> _What is being asked_
Below are the records. Reproduce the lines verbatim, starting at the line containing "x-axis-label: CONTENTS bbox=[83, 271, 124, 280]" and ending after the line containing "footer-cell bbox=[236, 253, 307, 270]", with both of those lines included.

> _Data in this exercise_
* * *

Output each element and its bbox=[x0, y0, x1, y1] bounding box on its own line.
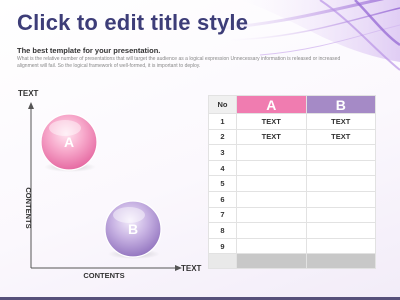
x-axis-label: CONTENTS bbox=[83, 271, 124, 280]
table-row: 4 bbox=[208, 159, 376, 177]
header-b[interactable]: B bbox=[305, 95, 376, 114]
row-number[interactable]: 5 bbox=[208, 175, 237, 192]
cell-a[interactable] bbox=[236, 159, 307, 177]
footer-cell bbox=[236, 253, 307, 270]
table-row: 3 bbox=[208, 144, 376, 161]
table-row: 7 bbox=[208, 206, 376, 224]
table-row: 2 TEXT TEXT bbox=[208, 128, 376, 146]
cell-a[interactable] bbox=[236, 237, 307, 255]
table-header-row: No A B bbox=[208, 95, 376, 114]
x-axis-end-label: TEXT bbox=[181, 264, 202, 273]
table-footer-row bbox=[208, 253, 376, 270]
row-number[interactable]: 7 bbox=[208, 206, 237, 224]
header-a[interactable]: A bbox=[236, 95, 307, 114]
table-row: 5 bbox=[208, 175, 376, 192]
cell-a[interactable] bbox=[236, 144, 307, 161]
cell-a[interactable] bbox=[236, 206, 307, 224]
y-axis-label: TEXT bbox=[18, 89, 39, 98]
cell-a[interactable] bbox=[236, 222, 307, 239]
y-axis-arrow bbox=[28, 102, 34, 109]
bubble-a-label: A bbox=[64, 134, 74, 150]
cell-a[interactable] bbox=[236, 175, 307, 192]
cell-b[interactable] bbox=[305, 190, 376, 208]
row-number[interactable]: 9 bbox=[208, 237, 237, 255]
cell-b[interactable] bbox=[305, 222, 376, 239]
footer-cell bbox=[208, 253, 237, 270]
table-row: 8 bbox=[208, 222, 376, 239]
row-number[interactable]: 6 bbox=[208, 190, 237, 208]
table-row: 6 bbox=[208, 190, 376, 208]
header-no[interactable]: No bbox=[208, 95, 237, 114]
cell-b[interactable]: TEXT bbox=[305, 128, 376, 146]
row-number[interactable]: 2 bbox=[208, 128, 237, 146]
footer-cell bbox=[305, 253, 376, 270]
cell-a[interactable] bbox=[236, 190, 307, 208]
cell-a[interactable]: TEXT bbox=[236, 113, 307, 130]
data-table: No A B 1 TEXT TEXT 2 TEXT TEXT 3 4 5 6 7… bbox=[208, 95, 376, 270]
row-number[interactable]: 1 bbox=[208, 113, 237, 130]
row-number[interactable]: 4 bbox=[208, 159, 237, 177]
cell-b[interactable] bbox=[305, 237, 376, 255]
cell-b[interactable] bbox=[305, 175, 376, 192]
cell-b[interactable] bbox=[305, 159, 376, 177]
y-axis-vertical-label: CONTENTS bbox=[24, 187, 33, 228]
table-row: 9 bbox=[208, 237, 376, 255]
bubble-b-label: B bbox=[128, 221, 138, 237]
cell-b[interactable] bbox=[305, 206, 376, 224]
cell-b[interactable] bbox=[305, 144, 376, 161]
row-number[interactable]: 3 bbox=[208, 144, 237, 161]
cell-b[interactable]: TEXT bbox=[305, 113, 376, 130]
cell-a[interactable]: TEXT bbox=[236, 128, 307, 146]
table-row: 1 TEXT TEXT bbox=[208, 113, 376, 130]
row-number[interactable]: 8 bbox=[208, 222, 237, 239]
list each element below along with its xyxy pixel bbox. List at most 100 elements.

* * *

> _Result_
x-axis-label: CONTENTS bbox=[83, 271, 124, 280]
table-row: 4 bbox=[208, 159, 376, 177]
header-b[interactable]: B bbox=[305, 95, 376, 114]
row-number[interactable]: 5 bbox=[208, 175, 237, 192]
cell-a[interactable] bbox=[236, 159, 307, 177]
footer-cell bbox=[236, 253, 307, 270]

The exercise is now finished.